Write the material out again exactly as it stands.

# Start of Entries

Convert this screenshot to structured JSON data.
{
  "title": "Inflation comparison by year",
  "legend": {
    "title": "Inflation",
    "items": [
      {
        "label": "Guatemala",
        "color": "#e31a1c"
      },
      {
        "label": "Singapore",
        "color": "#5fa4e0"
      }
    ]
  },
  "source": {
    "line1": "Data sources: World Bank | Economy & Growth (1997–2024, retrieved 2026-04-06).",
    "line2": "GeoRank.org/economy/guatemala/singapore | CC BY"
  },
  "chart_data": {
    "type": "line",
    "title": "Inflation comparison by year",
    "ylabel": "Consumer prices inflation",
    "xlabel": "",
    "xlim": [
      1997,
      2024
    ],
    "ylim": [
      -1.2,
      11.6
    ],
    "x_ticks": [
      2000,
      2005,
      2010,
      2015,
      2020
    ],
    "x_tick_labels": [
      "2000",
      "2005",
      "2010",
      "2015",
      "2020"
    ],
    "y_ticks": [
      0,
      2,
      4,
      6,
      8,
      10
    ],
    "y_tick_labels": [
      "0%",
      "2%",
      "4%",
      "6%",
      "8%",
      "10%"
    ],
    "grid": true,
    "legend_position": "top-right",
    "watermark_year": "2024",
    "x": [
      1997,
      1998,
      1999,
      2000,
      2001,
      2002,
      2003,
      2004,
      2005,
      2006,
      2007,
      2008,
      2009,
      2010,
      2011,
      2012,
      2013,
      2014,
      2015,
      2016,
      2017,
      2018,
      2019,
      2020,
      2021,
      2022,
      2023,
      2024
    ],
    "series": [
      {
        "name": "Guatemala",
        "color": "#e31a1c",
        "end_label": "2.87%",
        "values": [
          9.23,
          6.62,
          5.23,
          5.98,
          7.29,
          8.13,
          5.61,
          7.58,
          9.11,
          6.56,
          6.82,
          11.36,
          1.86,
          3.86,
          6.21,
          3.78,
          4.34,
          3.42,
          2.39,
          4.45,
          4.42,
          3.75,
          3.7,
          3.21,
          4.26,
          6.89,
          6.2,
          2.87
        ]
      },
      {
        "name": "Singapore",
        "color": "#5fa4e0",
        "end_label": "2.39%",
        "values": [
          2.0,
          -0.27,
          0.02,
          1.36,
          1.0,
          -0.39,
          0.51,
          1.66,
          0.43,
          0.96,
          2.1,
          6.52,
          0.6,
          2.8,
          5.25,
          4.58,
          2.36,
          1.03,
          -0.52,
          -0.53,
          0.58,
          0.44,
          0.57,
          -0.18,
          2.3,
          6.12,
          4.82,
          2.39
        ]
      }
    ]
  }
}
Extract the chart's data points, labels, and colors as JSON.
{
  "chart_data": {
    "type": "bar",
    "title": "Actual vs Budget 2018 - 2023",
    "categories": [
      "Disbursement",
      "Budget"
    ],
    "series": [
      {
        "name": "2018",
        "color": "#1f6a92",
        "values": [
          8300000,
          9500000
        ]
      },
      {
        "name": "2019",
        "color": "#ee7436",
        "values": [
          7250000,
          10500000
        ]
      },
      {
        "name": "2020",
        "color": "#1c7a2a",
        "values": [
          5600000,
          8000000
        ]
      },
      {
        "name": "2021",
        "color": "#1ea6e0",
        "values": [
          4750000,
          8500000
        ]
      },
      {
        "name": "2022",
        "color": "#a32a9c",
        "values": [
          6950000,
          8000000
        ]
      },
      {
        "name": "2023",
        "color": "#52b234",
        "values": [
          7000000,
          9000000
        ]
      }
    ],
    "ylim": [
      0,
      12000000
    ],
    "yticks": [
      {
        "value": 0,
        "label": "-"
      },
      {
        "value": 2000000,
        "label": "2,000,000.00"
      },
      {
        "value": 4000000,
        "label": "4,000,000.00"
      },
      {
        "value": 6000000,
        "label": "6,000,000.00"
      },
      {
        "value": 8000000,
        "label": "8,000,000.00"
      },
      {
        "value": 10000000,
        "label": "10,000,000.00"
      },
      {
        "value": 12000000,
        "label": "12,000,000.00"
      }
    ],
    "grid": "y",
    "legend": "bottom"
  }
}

# End of Entries

## The answer
Convert this screenshot to structured JSON data.
{
  "title": "Inflation comparison by year",
  "legend": {
    "title": "Inflation",
    "items": [
      {
        "label": "Guatemala",
        "color": "#e31a1c"
      },
      {
        "label": "Singapore",
        "color": "#5fa4e0"
      }
    ]
  },
  "source": {
    "line1": "Data sources: World Bank | Economy & Growth (1997–2024, retrieved 2026-04-06).",
    "line2": "GeoRank.org/economy/guatemala/singapore | CC BY"
  },
  "chart_data": {
    "type": "line",
    "title": "Inflation comparison by year",
    "ylabel": "Consumer prices inflation",
    "xlabel": "",
    "xlim": [
      1997,
      2024
    ],
    "ylim": [
      -1.2,
      11.6
    ],
    "x_ticks": [
      2000,
      2005,
      2010,
      2015,
      2020
    ],
    "x_tick_labels": [
      "2000",
      "2005",
      "2010",
      "2015",
      "2020"
    ],
    "y_ticks": [
      0,
      2,
      4,
      6,
      8,
      10
    ],
    "y_tick_labels": [
      "0%",
      "2%",
      "4%",
      "6%",
      "8%",
      "10%"
    ],
    "grid": true,
    "legend_position": "top-right",
    "watermark_year": "2024",
    "x": [
      1997,
      1998,
      1999,
      2000,
      2001,
      2002,
      2003,
      2004,
      2005,
      2006,
      2007,
      2008,
      2009,
      2010,
      2011,
      2012,
      2013,
      2014,
      2015,
      2016,
      2017,
      2018,
      2019,
      2020,
      2021,
      2022,
      2023,
      2024
    ],
    "series": [
      {
        "name": "Guatemala",
        "color": "#e31a1c",
        "end_label": "2.87%",
        "values": [
          9.23,
          6.62,
          5.23,
          5.98,
          7.29,
          8.13,
          5.61,
          7.58,
          9.11,
          6.56,
          6.82,
          11.36,
          1.86,
          3.86,
          6.21,
          3.78,
          4.34,
          3.42,
          2.39,
          4.45,
          4.42,
          3.75,
          3.7,
          3.21,
          4.26,
          6.89,
          6.2,
          2.87
        ]
      },
      {
        "name": "Singapore",
        "color": "#5fa4e0",
        "end_label": "2.39%",
        "values": [
          2.0,
          -0.27,
          0.02,
          1.36,
          1.0,
          -0.39,
          0.51,
          1.66,
          0.43,
          0.96,
          2.1,
          6.52,
          0.6,
          2.8,
          5.25,
          4.58,
          2.36,
          1.03,
          -0.52,
          -0.53,
          0.58,
          0.44,
          0.57,
          -0.18,
          2.3,
          6.12,
          4.82,
          2.39
        ]
      }
    ]
  }
}
Extract the chart's data points, labels, and colors as JSON.
{
  "chart_data": {
    "type": "bar",
    "title": "Actual vs Budget 2018 - 2023",
    "categories": [
      "Disbursement",
      "Budget"
    ],
    "series": [
      {
        "name": "2018",
        "color": "#1f6a92",
        "values": [
          8300000,
          9500000
        ]
      },
      {
        "name": "2019",
        "color": "#ee7436",
        "values": [
          7250000,
          10500000
        ]
      },
      {
        "name": "2020",
        "color": "#1c7a2a",
        "values": [
          5600000,
          8000000
        ]
      },
      {
        "name": "2021",
        "color": "#1ea6e0",
        "values": [
          4750000,
          8500000
        ]
      },
      {
        "name": "2022",
        "color": "#a32a9c",
        "values": [
          6950000,
          8000000
        ]
      },
      {
        "name": "2023",
        "color": "#52b234",
        "values": [
          7000000,
          9000000
        ]
      }
    ],
    "ylim": [
      0,
      12000000
    ],
    "yticks": [
      {
        "value": 0,
        "label": "-"
      },
      {
        "value": 2000000,
        "label": "2,000,000.00"
      },
      {
        "value": 4000000,
        "label": "4,000,000.00"
      },
      {
        "value": 6000000,
        "label": "6,000,000.00"
      },
      {
        "value": 8000000,
        "label": "8,000,000.00"
      },
      {
        "value": 10000000,
        "label": "10,000,000.00"
      },
      {
        "value": 12000000,
        "label": "12,000,000.00"
      }
    ],
    "grid": "y",
    "legend": "bottom"
  }
}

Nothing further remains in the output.